▶ **Page extract**
As mentioned earlier, this is a soft limit. Measuring the size precisely would cause performance degradation. So how do we calculate it approximately? By accumulating the byte sizes of keys and values.

Wait, what if you put the same key twice? -> Count the size twice.

Anyway, when the capacity is exceeded, we call force_freeze_memtable to prevent further writes to it.

import kotlin.concurrent.read
import kotlin.concurrent.withLock
import kotlin.concurrent.write

private fun tryFreezeMemTable() {
    freezeLock.withLock {
        val currentSize = stateLock.read {
            state.memTable.approximateSize()
        }

        if (currentSize >= options.sstSizeBytes) {
            forceFreeze()
        }
    }
}

private fun forceFreeze() {
    val newMemTableId = nextSstId()
    val newMemTable = MemTable(newMemTableId)

    stateLock.write {
        state.immutableMemTables.add(0, state.memTable)

▶ **Provided material**
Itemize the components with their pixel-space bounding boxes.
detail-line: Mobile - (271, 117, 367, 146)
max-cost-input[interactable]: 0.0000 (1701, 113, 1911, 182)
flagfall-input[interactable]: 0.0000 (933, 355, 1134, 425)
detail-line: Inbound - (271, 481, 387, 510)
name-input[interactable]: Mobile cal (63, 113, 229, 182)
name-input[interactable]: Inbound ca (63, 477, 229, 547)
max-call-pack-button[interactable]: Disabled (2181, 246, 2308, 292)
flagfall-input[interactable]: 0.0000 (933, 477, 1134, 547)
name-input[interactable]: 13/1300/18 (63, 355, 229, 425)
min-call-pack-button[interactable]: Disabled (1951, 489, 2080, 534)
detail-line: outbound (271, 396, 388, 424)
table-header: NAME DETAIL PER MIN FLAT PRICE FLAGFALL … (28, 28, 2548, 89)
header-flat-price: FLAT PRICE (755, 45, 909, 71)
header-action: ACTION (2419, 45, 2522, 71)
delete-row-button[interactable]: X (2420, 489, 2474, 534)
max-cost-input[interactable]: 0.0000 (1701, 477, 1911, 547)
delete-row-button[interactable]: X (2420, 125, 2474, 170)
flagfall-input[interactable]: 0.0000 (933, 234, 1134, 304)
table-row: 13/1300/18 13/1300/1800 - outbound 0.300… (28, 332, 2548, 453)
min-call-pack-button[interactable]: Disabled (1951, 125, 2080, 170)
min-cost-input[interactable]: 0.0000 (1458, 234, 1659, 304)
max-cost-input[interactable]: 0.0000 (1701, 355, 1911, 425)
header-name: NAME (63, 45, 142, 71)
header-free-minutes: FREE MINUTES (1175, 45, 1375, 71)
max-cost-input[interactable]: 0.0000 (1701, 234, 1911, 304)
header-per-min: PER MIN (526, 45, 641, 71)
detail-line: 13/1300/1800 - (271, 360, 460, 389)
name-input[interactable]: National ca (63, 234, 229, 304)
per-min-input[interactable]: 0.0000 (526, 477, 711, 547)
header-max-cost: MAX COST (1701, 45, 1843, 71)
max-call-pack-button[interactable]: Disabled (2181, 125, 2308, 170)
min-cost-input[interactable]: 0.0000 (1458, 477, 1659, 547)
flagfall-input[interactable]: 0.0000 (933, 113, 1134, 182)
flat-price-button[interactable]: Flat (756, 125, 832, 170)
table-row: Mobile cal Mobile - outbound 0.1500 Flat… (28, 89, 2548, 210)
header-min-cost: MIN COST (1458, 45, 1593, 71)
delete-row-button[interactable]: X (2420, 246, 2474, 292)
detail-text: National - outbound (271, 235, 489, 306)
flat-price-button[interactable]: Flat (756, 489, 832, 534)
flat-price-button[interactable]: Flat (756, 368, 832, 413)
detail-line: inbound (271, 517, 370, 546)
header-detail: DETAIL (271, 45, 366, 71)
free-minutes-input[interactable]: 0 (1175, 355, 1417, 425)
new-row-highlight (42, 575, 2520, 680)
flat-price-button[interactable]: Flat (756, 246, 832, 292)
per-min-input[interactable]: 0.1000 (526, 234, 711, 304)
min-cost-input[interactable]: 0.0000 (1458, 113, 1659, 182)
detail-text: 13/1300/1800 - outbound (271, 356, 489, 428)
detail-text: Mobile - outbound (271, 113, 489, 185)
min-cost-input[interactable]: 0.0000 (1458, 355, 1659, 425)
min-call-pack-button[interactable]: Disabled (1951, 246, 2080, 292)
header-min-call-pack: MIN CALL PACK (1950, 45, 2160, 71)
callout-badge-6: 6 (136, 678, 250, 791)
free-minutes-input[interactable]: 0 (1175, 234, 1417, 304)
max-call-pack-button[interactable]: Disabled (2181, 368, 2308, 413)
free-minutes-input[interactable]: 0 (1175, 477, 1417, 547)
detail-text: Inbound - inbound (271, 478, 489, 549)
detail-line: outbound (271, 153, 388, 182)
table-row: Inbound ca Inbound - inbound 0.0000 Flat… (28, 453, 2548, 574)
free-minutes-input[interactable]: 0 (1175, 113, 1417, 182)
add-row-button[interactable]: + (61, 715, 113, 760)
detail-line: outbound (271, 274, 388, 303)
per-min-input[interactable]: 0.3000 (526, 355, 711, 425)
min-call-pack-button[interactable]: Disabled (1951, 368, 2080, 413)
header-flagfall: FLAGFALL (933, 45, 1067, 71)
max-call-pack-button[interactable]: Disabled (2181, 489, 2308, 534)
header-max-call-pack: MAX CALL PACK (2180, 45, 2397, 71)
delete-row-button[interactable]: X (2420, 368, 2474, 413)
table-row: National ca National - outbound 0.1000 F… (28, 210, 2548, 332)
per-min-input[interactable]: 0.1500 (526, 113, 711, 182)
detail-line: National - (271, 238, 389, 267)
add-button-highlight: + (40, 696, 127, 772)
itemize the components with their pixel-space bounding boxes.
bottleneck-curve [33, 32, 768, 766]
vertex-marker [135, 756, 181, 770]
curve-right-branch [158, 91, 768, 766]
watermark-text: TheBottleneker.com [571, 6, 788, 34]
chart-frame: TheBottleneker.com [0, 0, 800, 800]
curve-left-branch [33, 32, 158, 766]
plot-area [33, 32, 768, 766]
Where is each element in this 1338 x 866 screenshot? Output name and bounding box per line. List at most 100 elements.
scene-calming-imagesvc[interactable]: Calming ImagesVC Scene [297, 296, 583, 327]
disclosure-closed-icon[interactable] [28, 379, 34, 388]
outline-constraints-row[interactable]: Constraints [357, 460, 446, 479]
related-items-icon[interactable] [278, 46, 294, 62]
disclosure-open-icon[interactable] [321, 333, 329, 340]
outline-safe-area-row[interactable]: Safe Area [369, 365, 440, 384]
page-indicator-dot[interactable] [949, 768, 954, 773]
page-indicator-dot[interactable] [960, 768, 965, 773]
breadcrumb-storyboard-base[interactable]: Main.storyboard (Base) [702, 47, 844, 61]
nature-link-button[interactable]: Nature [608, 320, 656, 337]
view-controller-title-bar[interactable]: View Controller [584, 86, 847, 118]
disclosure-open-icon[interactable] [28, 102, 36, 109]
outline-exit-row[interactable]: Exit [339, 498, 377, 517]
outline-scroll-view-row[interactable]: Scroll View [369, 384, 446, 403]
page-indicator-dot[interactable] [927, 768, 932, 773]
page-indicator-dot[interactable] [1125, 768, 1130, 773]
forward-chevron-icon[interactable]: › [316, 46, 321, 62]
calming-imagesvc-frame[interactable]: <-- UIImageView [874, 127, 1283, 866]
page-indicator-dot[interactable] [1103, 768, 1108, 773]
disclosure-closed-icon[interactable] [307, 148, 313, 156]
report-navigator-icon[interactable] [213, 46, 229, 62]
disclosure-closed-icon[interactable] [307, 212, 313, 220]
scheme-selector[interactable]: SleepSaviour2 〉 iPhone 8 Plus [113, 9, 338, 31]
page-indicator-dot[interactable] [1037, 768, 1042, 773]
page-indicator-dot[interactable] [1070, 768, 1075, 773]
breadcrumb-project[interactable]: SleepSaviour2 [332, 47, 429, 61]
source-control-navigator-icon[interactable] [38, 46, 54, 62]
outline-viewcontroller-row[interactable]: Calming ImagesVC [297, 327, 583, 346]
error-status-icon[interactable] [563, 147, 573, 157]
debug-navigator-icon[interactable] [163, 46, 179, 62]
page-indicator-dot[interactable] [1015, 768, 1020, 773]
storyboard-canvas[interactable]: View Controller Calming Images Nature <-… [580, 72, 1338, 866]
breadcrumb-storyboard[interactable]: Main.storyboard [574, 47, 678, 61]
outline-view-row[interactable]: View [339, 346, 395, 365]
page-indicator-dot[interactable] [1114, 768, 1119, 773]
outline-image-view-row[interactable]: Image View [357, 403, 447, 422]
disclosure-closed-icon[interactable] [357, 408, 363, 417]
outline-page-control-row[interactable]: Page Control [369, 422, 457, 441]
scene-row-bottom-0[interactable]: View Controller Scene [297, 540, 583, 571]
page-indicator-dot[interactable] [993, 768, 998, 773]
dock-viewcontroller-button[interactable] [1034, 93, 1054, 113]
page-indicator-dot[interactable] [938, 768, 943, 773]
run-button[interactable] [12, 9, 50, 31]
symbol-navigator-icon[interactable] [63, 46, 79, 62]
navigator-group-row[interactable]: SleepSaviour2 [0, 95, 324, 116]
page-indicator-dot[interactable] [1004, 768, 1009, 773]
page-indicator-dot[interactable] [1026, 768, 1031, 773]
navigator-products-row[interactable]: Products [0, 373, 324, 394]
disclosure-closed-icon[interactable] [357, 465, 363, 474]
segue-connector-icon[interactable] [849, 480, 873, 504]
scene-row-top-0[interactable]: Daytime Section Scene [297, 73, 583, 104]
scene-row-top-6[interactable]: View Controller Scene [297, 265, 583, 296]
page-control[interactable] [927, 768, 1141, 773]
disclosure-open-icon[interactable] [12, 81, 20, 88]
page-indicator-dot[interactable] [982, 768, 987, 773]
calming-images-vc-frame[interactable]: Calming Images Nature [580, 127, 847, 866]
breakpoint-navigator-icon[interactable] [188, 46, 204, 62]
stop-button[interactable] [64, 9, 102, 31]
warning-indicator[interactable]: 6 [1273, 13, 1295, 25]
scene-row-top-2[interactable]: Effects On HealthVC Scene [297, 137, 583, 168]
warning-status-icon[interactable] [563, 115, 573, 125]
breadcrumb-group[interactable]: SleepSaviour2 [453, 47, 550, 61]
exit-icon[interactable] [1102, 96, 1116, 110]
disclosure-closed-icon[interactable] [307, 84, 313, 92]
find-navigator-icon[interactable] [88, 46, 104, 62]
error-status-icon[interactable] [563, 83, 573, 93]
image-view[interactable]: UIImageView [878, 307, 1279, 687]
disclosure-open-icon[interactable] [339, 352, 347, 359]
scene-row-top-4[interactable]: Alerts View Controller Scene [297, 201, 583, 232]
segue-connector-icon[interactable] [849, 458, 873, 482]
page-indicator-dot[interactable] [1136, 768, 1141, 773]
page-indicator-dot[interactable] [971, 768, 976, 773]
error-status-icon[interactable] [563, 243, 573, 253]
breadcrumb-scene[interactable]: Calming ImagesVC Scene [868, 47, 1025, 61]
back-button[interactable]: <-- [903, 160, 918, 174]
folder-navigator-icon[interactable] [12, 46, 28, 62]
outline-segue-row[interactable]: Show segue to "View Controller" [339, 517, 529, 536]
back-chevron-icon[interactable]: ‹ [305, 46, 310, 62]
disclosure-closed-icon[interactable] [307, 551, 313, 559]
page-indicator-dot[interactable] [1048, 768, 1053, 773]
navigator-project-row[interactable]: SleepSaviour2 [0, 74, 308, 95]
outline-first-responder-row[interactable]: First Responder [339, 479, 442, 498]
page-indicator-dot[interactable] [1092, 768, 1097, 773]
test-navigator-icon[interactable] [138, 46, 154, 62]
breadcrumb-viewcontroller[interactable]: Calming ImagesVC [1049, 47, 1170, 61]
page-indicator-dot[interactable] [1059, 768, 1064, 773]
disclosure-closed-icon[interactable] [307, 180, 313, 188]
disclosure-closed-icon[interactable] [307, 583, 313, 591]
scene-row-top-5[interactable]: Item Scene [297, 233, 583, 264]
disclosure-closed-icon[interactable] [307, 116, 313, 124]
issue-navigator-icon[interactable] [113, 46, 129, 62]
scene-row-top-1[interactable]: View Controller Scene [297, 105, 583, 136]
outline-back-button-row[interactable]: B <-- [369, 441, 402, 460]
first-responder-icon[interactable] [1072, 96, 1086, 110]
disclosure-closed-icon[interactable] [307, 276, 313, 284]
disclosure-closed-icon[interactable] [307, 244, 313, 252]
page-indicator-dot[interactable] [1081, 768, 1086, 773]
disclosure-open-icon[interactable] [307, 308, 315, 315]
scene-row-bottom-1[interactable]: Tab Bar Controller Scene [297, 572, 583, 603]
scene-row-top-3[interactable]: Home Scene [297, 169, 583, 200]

▶ **Problems to solve**
A - Do these statements agree with the memtable excerpt? For each, answer yes or no and quote the deciding words. (i) The memtable size is measured precisely. (ii) Putting the same key twice counts its size twice. (iii) The memtable is frozen once its size reaches or passes options.sstSizeBytes.
B - Carry on the memtable excerpt from the point where it stops.
You won't need the lines to do this.

▶ **Results of the exercise**
A -
(i) No: "this is a soft limit. Measuring the size precisely would cause performance degradation."
(ii) Yes: "Count the size twice."
(iii) Yes: "if (currentSize >= options.sstSizeBytes) {"

B -
        state.memTable = newMemTable
    }
}

Here, an RWLock is used as a mechanism to protect the state. It’s a friend for CoW-based concurrency management — reads freely see a consistent state, and when swapping the memtable, writes must be protected, hence stateLock.write.

For RWLock, check the documentation.

Coming back to Task 3, there’s a great passage:

Now when we freeze the memtable, no other threads could have access to the LSM state for several milliseconds, which creates a spike of latency. To solve this problem, we can put I/O operations outside of the lock region.

Please, keep I/O outside the lock. This is something that psychopaths who casually write external API calls or long-running file I/O inside a transaction scope really need to read.

Then, we do not have costly operations within the state write lock region. Now, consider the case that the memtable is about to reach the capacity limit and two threads successfully put two keys into the memtable, both of them discovering the memtable reaches capacity limit after putting the two keys. They will both do a size check on the memtable and decide to freeze it. In this case, we might create one empty memtable which is then immediately frozen.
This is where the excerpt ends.